__Records for this task__.
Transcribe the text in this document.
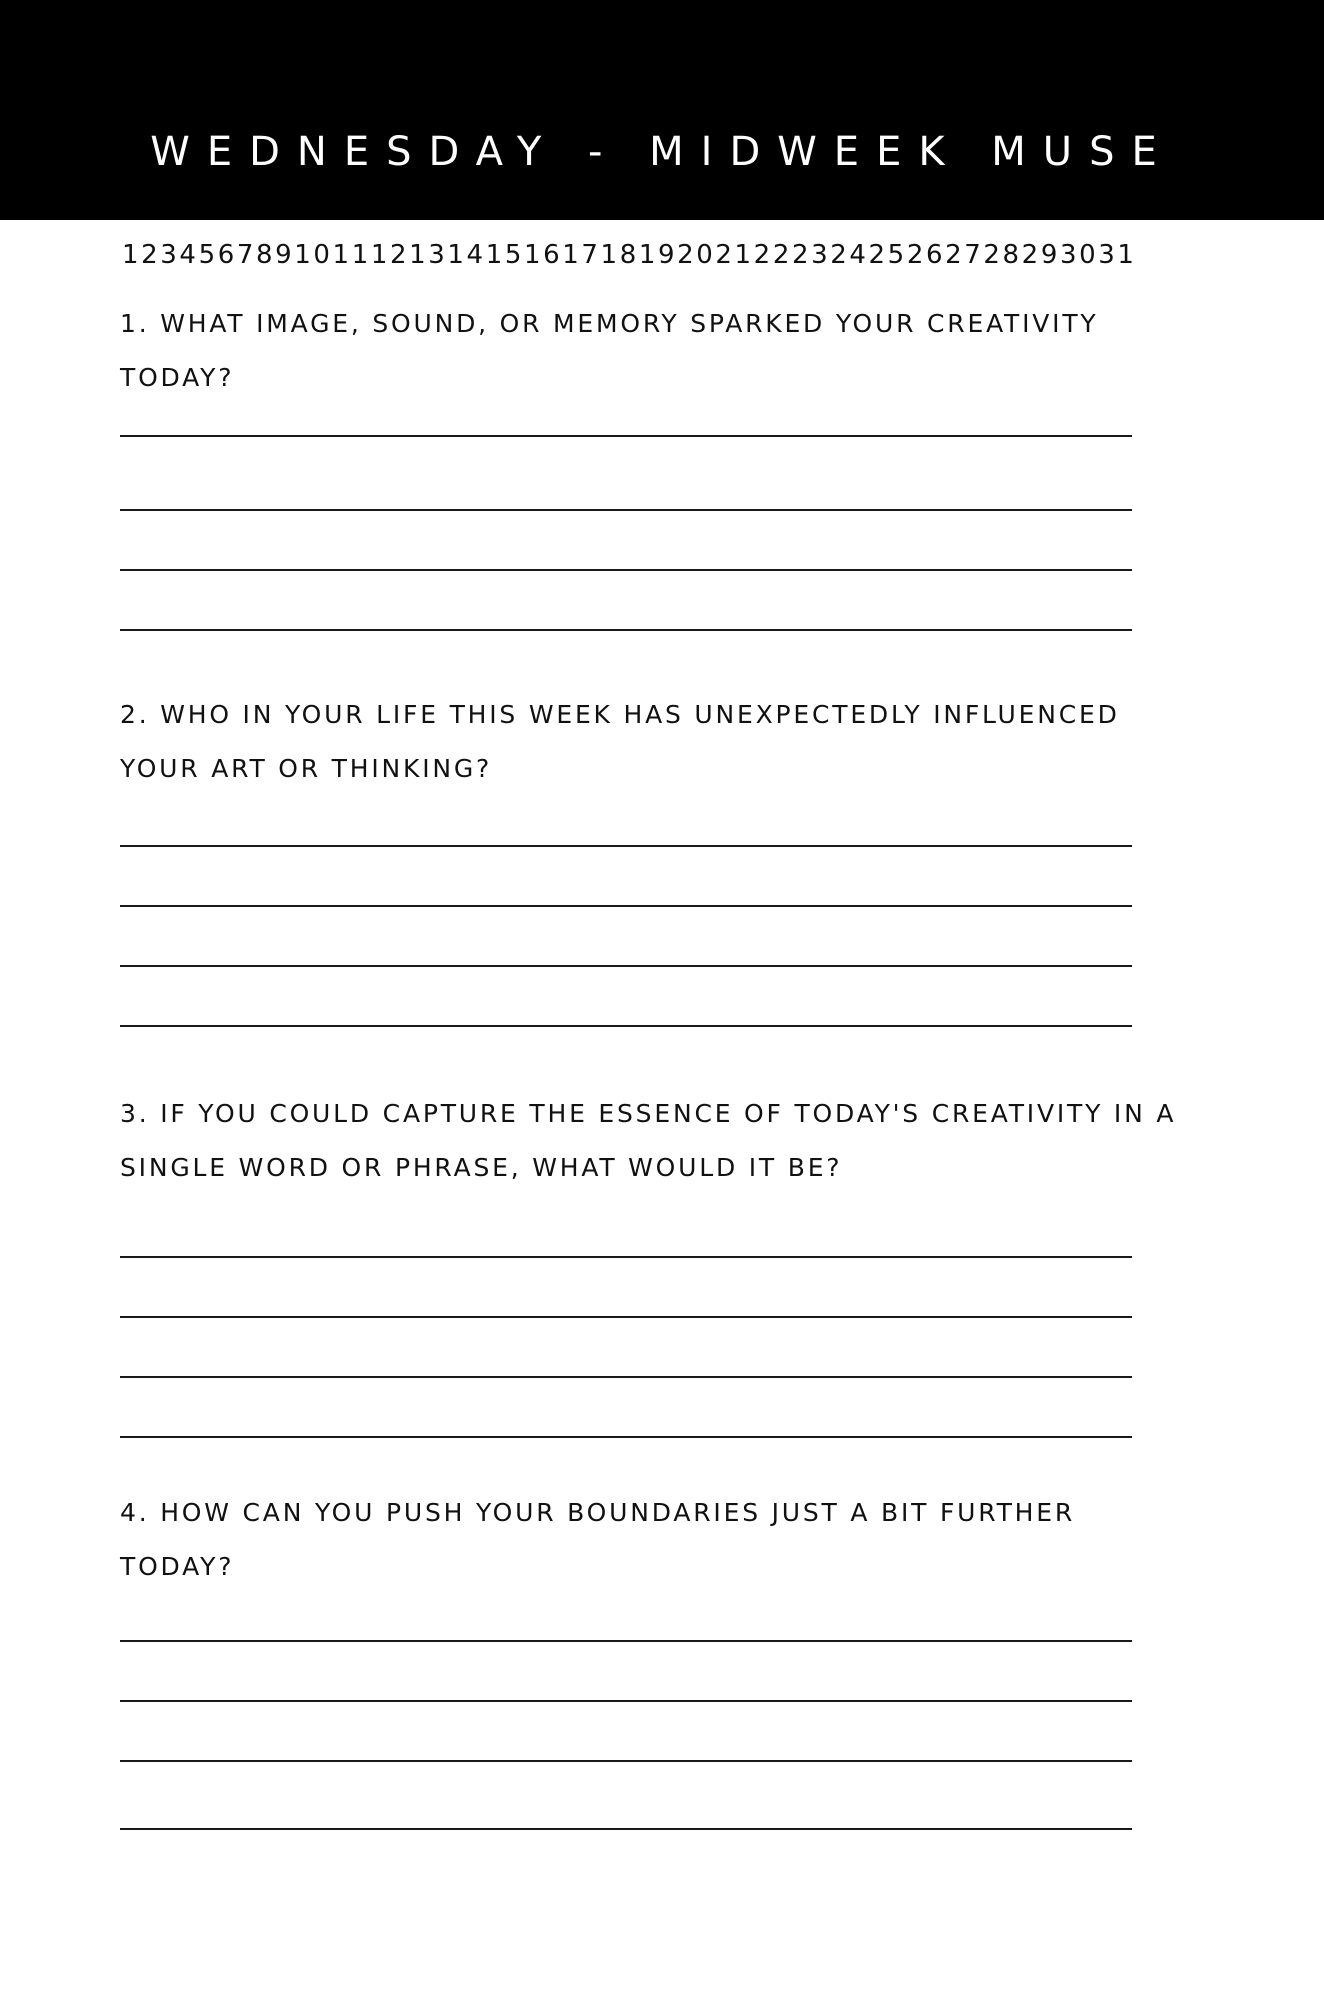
WEDNESDAY - MIDWEEK MUSE
12345678910111213141516171819202122232425262728293031
1. WHAT IMAGE, SOUND, OR MEMORY SPARKED YOUR CREATIVITY TODAY?
2. WHO IN YOUR LIFE THIS WEEK HAS UNEXPECTEDLY INFLUENCED YOUR ART OR THINKING?
3. IF YOU COULD CAPTURE THE ESSENCE OF TODAY'S CREATIVITY IN A SINGLE WORD OR PHRASE, WHAT WOULD IT BE?
4. HOW CAN YOU PUSH YOUR BOUNDARIES JUST A BIT FURTHER TODAY?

__Work required__.
Every line of the material is to be quoted exactly, with no pictures carried over.

__Task response__.
Transcribe the text in this document.
WEDNESDAY - MIDWEEK MUSE
12345678910111213141516171819202122232425262728293031
1. WHAT IMAGE, SOUND, OR MEMORY SPARKED YOUR CREATIVITY TODAY?
2. WHO IN YOUR LIFE THIS WEEK HAS UNEXPECTEDLY INFLUENCED YOUR ART OR THINKING?
3. IF YOU COULD CAPTURE THE ESSENCE OF TODAY'S CREATIVITY IN A SINGLE WORD OR PHRASE, WHAT WOULD IT BE?
4. HOW CAN YOU PUSH YOUR BOUNDARIES JUST A BIT FURTHER TODAY?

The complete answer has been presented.